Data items
☆ ☆ ☆ ☆
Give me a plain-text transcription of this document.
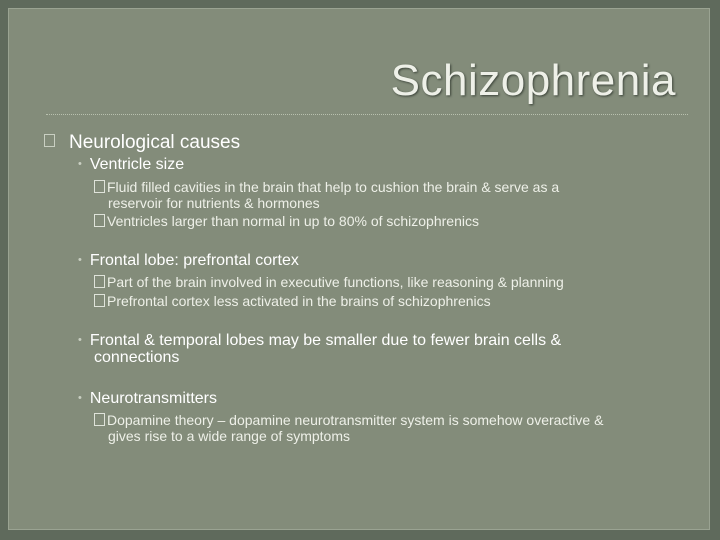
Schizophrenia
Neurological causes
• Ventricle size
Fluid filled cavities in the brain that help to cushion the brain & serve as a
reservoir for nutrients & hormones
Ventricles larger than normal in up to 80% of schizophrenics
• Frontal lobe: prefrontal cortex
Part of the brain involved in executive functions, like reasoning & planning
Prefrontal cortex less activated in the brains of schizophrenics
• Frontal & temporal lobes may be smaller due to fewer brain cells &
connections
• Neurotransmitters
Dopamine theory – dopamine neurotransmitter system is somehow overactive &
gives rise to a wide range of symptoms
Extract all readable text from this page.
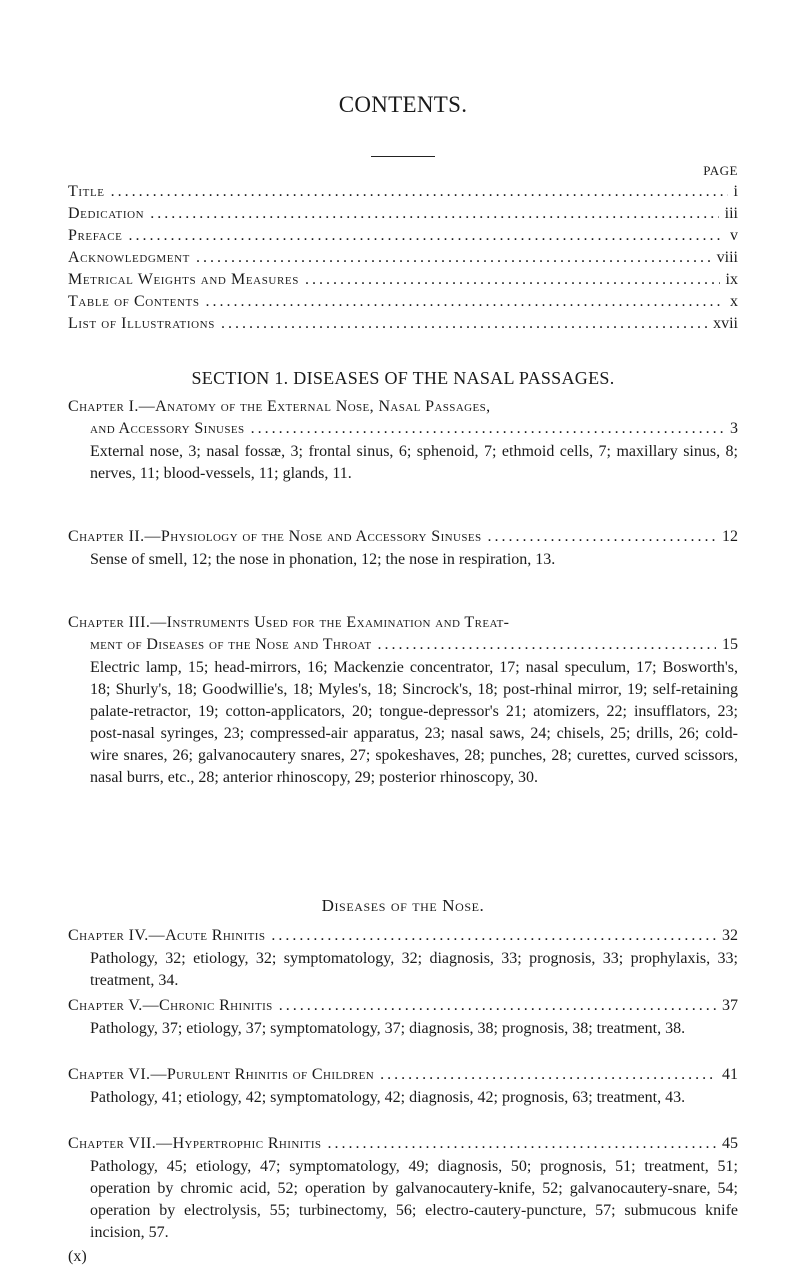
CONTENTS.
PAGE
Title .....	i
Dedication .....	iii
Preface .....	v
Acknowledgment .....	viii
Metrical Weights and Measures .....	ix
Table of Contents .....	x
List of Illustrations .....	xvii
SECTION 1. DISEASES OF THE NASAL PASSAGES.
Chapter I.—Anatomy of the External Nose, Nasal Passages,
and Accessory Sinuses .....	3
External nose, 3; nasal fossæ, 3; frontal sinus, 6; sphenoid, 7; ethmoid cells, 7; maxillary sinus, 8; nerves, 11; blood-vessels, 11; glands, 11.
Chapter II.—Physiology of the Nose and Accessory Sinuses .....	12
Sense of smell, 12; the nose in phonation, 12; the nose in respiration, 13.
Chapter III.—Instruments Used for the Examination and Treat-
ment of Diseases of the Nose and Throat .....	15
Electric lamp, 15; head-mirrors, 16; Mackenzie concentrator, 17; nasal speculum, 17; Bosworth's, 18; Shurly's, 18; Goodwillie's, 18; Myles's, 18; Sincrock's, 18; post-rhinal mirror, 19; self-retaining palate-retractor, 19; cotton-applicators, 20; tongue-depressor's 21; atomizers, 22; insufflators, 23; post-nasal syringes, 23; compressed-air apparatus, 23; nasal saws, 24; chisels, 25; drills, 26; cold-wire snares, 26; galvanocautery snares, 27; spokeshaves, 28; punches, 28; curettes, curved scissors, nasal burrs, etc., 28; anterior rhinoscopy, 29; posterior rhinoscopy, 30.
Diseases of the Nose.
Chapter IV.—Acute Rhinitis .....	32
Pathology, 32; etiology, 32; symptomatology, 32; diagnosis, 33; prognosis, 33; prophylaxis, 33; treatment, 34.
Chapter V.—Chronic Rhinitis .....	37
Pathology, 37; etiology, 37; symptomatology, 37; diagnosis, 38; prognosis, 38; treatment, 38.
Chapter VI.—Purulent Rhinitis of Children .....	41
Pathology, 41; etiology, 42; symptomatology, 42; diagnosis, 42; prognosis, 63; treatment, 43.
Chapter VII.—Hypertrophic Rhinitis .....	45
Pathology, 45; etiology, 47; symptomatology, 49; diagnosis, 50; prognosis, 51; treatment, 51; operation by chromic acid, 52; operation by galvanocautery-knife, 52; galvanocautery-snare, 54; operation by electrolysis, 55; turbinectomy, 56; electro-cautery-puncture, 57; submucous knife incision, 57.
(x)
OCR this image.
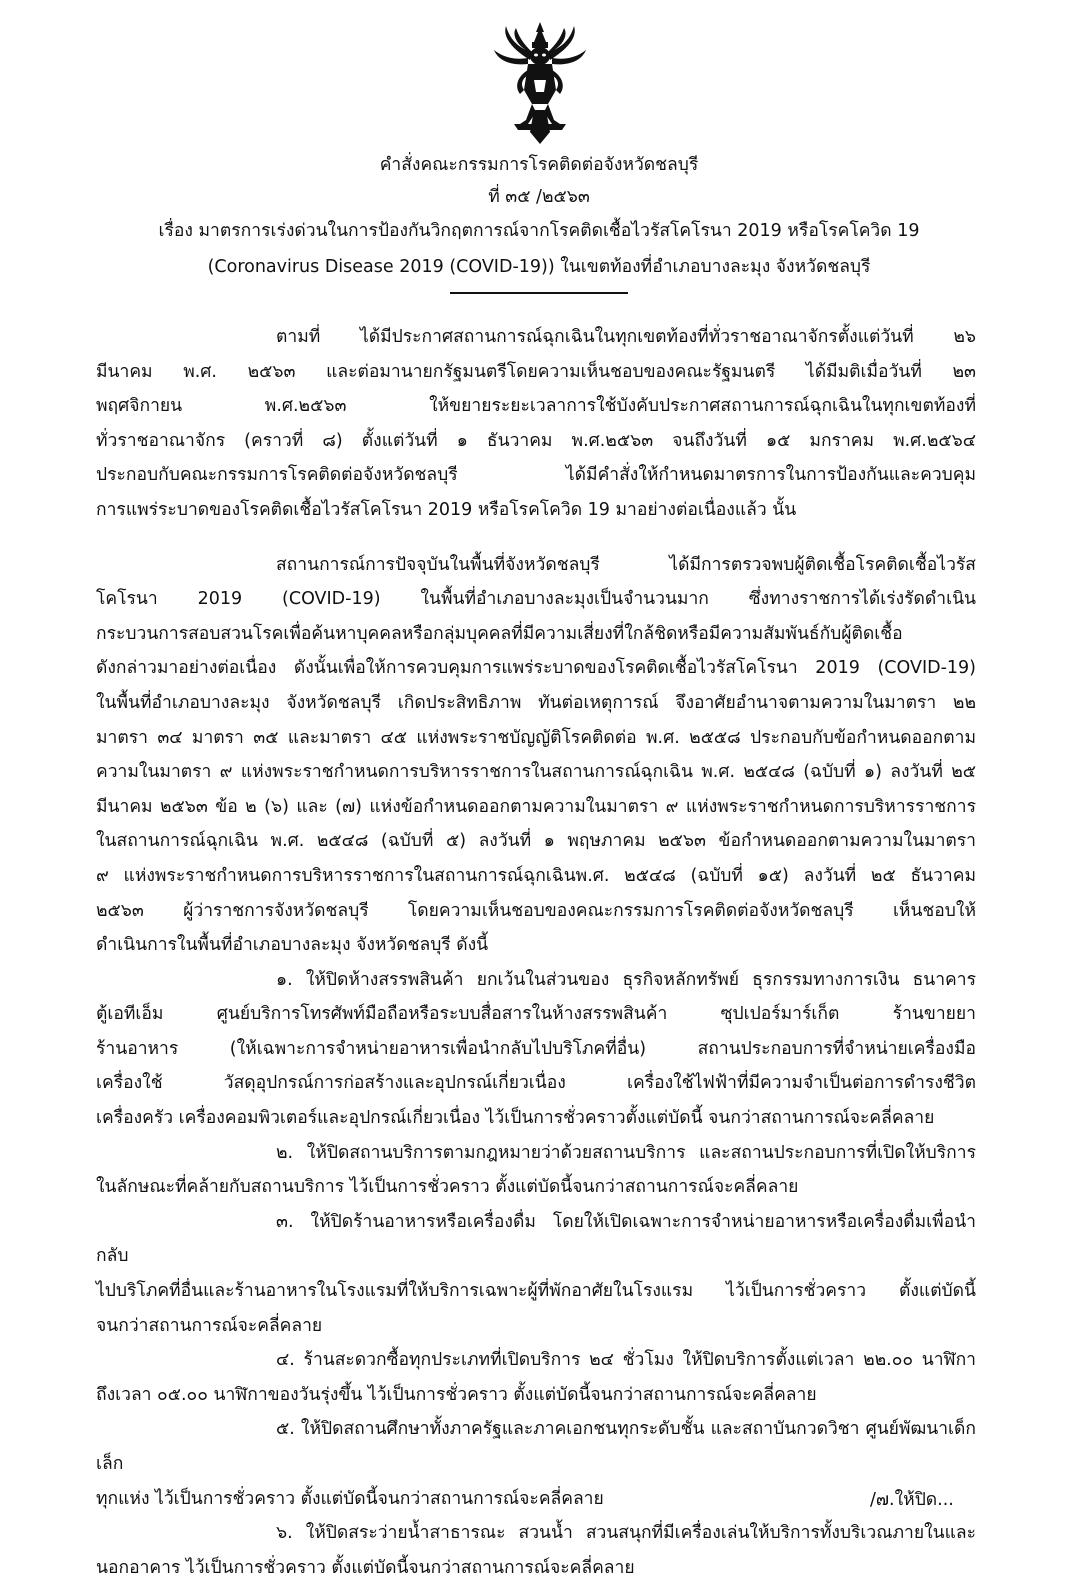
คำสั่งคณะกรรมการโรคติดต่อจังหวัดชลบุรี
ที่ ๓๕ /๒๕๖๓
เรื่อง มาตรการเร่งด่วนในการป้องกันวิกฤตการณ์จากโรคติดเชื้อไวรัสโคโรนา 2019 หรือโรคโควิด 19
(Coronavirus Disease 2019 (COVID-19)) ในเขตท้องที่อำเภอบางละมุง จังหวัดชลบุรี

ตามที่ ได้มีประกาศสถานการณ์ฉุกเฉินในทุกเขตท้องที่ทั่วราชอาณาจักรตั้งแต่วันที่ ๒๖

มีนาคม พ.ศ. ๒๕๖๓ และต่อมานายกรัฐมนตรีโดยความเห็นชอบของคณะรัฐมนตรี ได้มีมติเมื่อวันที่ ๒๓

พฤศจิกายน พ.ศ.๒๕๖๓ ให้ขยายระยะเวลาการใช้บังคับประกาศสถานการณ์ฉุกเฉินในทุกเขตท้องที่

ทั่วราชอาณาจักร (คราวที่ ๘) ตั้งแต่วันที่ ๑ ธันวาคม พ.ศ.๒๕๖๓ จนถึงวันที่ ๑๕ มกราคม พ.ศ.๒๕๖๔

ประกอบกับคณะกรรมการโรคติดต่อจังหวัดชลบุรี ได้มีคำสั่งให้กำหนดมาตรการในการป้องกันและควบคุม

การแพร่ระบาดของโรคติดเชื้อไวรัสโคโรนา 2019 หรือโรคโควิด 19 มาอย่างต่อเนื่องแล้ว นั้น

สถานการณ์การปัจจุบันในพื้นที่จังหวัดชลบุรี ได้มีการตรวจพบผู้ติดเชื้อโรคติดเชื้อไวรัส

โคโรนา 2019 (COVID-19) ในพื้นที่อำเภอบางละมุงเป็นจำนวนมาก ซึ่งทางราชการได้เร่งรัดดำเนิน

กระบวนการสอบสวนโรคเพื่อค้นหาบุคคลหรือกลุ่มบุคคลที่มีความเสี่ยงที่ใกล้ชิดหรือมีความสัมพันธ์กับผู้ติดเชื้อ

ดังกล่าวมาอย่างต่อเนื่อง ดังนั้นเพื่อให้การควบคุมการแพร่ระบาดของโรคติดเชื้อไวรัสโคโรนา 2019 (COVID-19)

ในพื้นที่อำเภอบางละมุง จังหวัดชลบุรี เกิดประสิทธิภาพ ทันต่อเหตุการณ์ จึงอาศัยอำนาจตามความในมาตรา ๒๒

มาตรา ๓๔ มาตรา ๓๕ และมาตรา ๔๕ แห่งพระราชบัญญัติโรคติดต่อ พ.ศ. ๒๕๕๘ ประกอบกับข้อกำหนดออกตาม

ความในมาตรา ๙ แห่งพระราชกำหนดการบริหารราชการในสถานการณ์ฉุกเฉิน พ.ศ. ๒๕๔๘ (ฉบับที่ ๑) ลงวันที่ ๒๕

มีนาคม ๒๕๖๓ ข้อ ๒ (๖) และ (๗) แห่งข้อกำหนดออกตามความในมาตรา ๙ แห่งพระราชกำหนดการบริหารราชการ

ในสถานการณ์ฉุกเฉิน พ.ศ. ๒๕๔๘ (ฉบับที่ ๕) ลงวันที่ ๑ พฤษภาคม ๒๕๖๓ ข้อกำหนดออกตามความในมาตรา

๙ แห่งพระราชกำหนดการบริหารราชการในสถานการณ์ฉุกเฉินพ.ศ. ๒๕๔๘ (ฉบับที่ ๑๕) ลงวันที่ ๒๕ ธันวาคม

๒๕๖๓ ผู้ว่าราชการจังหวัดชลบุรี โดยความเห็นชอบของคณะกรรมการโรคติดต่อจังหวัดชลบุรี เห็นชอบให้

ดำเนินการในพื้นที่อำเภอบางละมุง จังหวัดชลบุรี ดังนี้

๑. ให้ปิดห้างสรรพสินค้า ยกเว้นในส่วนของ ธุรกิจหลักทรัพย์ ธุรกรรมทางการเงิน ธนาคาร

ตู้เอทีเอ็ม ศูนย์บริการโทรศัพท์มือถือหรือระบบสื่อสารในห้างสรรพสินค้า ซุปเปอร์มาร์เก็ต ร้านขายยา

ร้านอาหาร (ให้เฉพาะการจำหน่ายอาหารเพื่อนำกลับไปบริโภคที่อื่น) สถานประกอบการที่จำหน่ายเครื่องมือ

เครื่องใช้ วัสดุอุปกรณ์การก่อสร้างและอุปกรณ์เกี่ยวเนื่อง เครื่องใช้ไฟฟ้าที่มีความจำเป็นต่อการดำรงชีวิต

เครื่องครัว เครื่องคอมพิวเตอร์และอุปกรณ์เกี่ยวเนื่อง ไว้เป็นการชั่วคราวตั้งแต่บัดนี้ จนกว่าสถานการณ์จะคลี่คลาย

๒. ให้ปิดสถานบริการตามกฎหมายว่าด้วยสถานบริการ และสถานประกอบการที่เปิดให้บริการ

ในลักษณะที่คล้ายกับสถานบริการ ไว้เป็นการชั่วคราว ตั้งแต่บัดนี้จนกว่าสถานการณ์จะคลี่คลาย

๓. ให้ปิดร้านอาหารหรือเครื่องดื่ม โดยให้เปิดเฉพาะการจำหน่ายอาหารหรือเครื่องดื่มเพื่อนำกลับ

ไปบริโภคที่อื่นและร้านอาหารในโรงแรมที่ให้บริการเฉพาะผู้ที่พักอาศัยในโรงแรม ไว้เป็นการชั่วคราว ตั้งแต่บัดนี้

จนกว่าสถานการณ์จะคลี่คลาย

๔. ร้านสะดวกซื้อทุกประเภทที่เปิดบริการ ๒๔ ชั่วโมง ให้ปิดบริการตั้งแต่เวลา ๒๒.๐๐ นาฬิกา

ถึงเวลา ๐๕.๐๐ นาฬิกาของวันรุ่งขึ้น ไว้เป็นการชั่วคราว ตั้งแต่บัดนี้จนกว่าสถานการณ์จะคลี่คลาย

๕. ให้ปิดสถานศึกษาทั้งภาครัฐและภาคเอกชนทุกระดับชั้น และสถาบันกวดวิชา ศูนย์พัฒนาเด็กเล็ก

ทุกแห่ง ไว้เป็นการชั่วคราว ตั้งแต่บัดนี้จนกว่าสถานการณ์จะคลี่คลาย

๖. ให้ปิดสระว่ายน้ำสาธารณะ สวนน้ำ สวนสนุกที่มีเครื่องเล่นให้บริการทั้งบริเวณภายในและ

นอกอาคาร ไว้เป็นการชั่วคราว ตั้งแต่บัดนี้จนกว่าสถานการณ์จะคลี่คลาย

/๗.ให้ปิด...
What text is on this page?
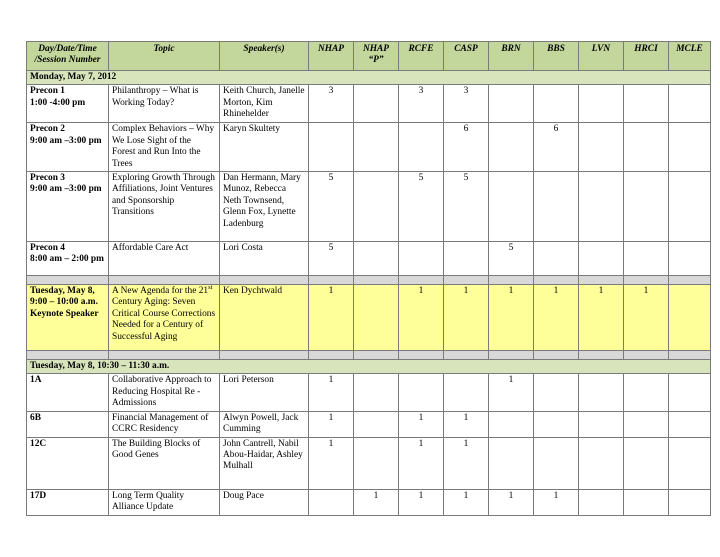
Day/Date/Time /Session Number	Topic	Speaker(s)	NHAP	NHAP “P”	RCFE	CASP	BRN	BBS	LVN	HRCI	MCLE
Monday, May 7, 2012											

Precon 1
1:00 -4:00 pm	Philanthropy – What is Working Today?	Keith Church, Janelle Morton, Kim Rhinehelder	3		3	3					

Precon 2
9:00 am –3:00 pm	Complex Behaviors – Why We Lose Sight of the Forest and Run Into the Trees	Karyn Skultety				6		6			

Precon 3
9:00 am –3:00 pm	Exploring Growth Through Affiliations, Joint Ventures and Sponsorship Transitions	Dan Hermann, Mary Munoz, Rebecca Neth Townsend, Glenn Fox, Lynette Ladenburg	5		5	5					

Precon 4
8:00 am – 2:00 pm	Affordable Care Act	Lori Costa	5				5				

Tuesday, May 8, 9:00 – 10:00 a.m.
Keynote Speaker	A New Agenda for the 21st Century Aging: Seven Critical Course Corrections Needed for a Century of Successful Aging	Ken Dychtwald	1		1	1	1	1	1	1	

Tuesday, May 8, 10:30 – 11:30 a.m.											

1A	Collaborative Approach to Reducing Hospital Re -Admissions	Lori Peterson	1				1				

6B	Financial Management of CCRC Residency	Alwyn Powell, Jack Cumming	1		1	1					

12C	The Building Blocks of Good Genes	John Cantrell, Nabil Abou-Haidar, Ashley Mulhall	1		1	1					

17D	Long Term Quality Alliance Update	Doug Pace		1	1	1	1	1			
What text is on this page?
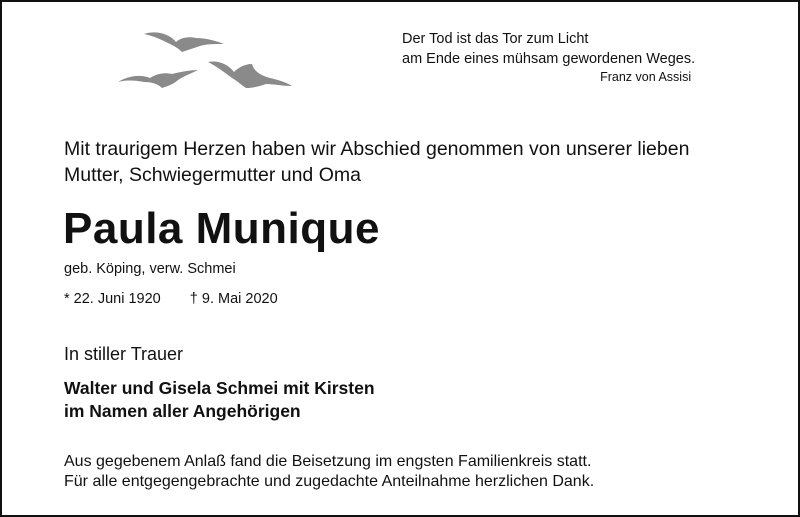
Der Tod ist das Tor zum Licht
am Ende eines mühsam gewordenen Weges.
Franz von Assisi
Mit traurigem Herzen haben wir Abschied genommen von unserer lieben
Mutter, Schwiegermutter und Oma
Paula Munique
geb. Köping, verw. Schmei
* 22. Juni 1920 † 9. Mai 2020
In stiller Trauer
Walter und Gisela Schmei mit Kirsten
im Namen aller Angehörigen
Aus gegebenem Anlaß fand die Beisetzung im engsten Familienkreis statt.
Für alle entgegengebrachte und zugedachte Anteilnahme herzlichen Dank.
☆ ☆ ☆ ☆
### Your goal:
Scan the data above; copy every line where "schizophrenics" appears.

### Problem solution:
Ventricles larger than normal in up to 80% of schizophrenics
Prefrontal cortex less activated in the brains of schizophrenics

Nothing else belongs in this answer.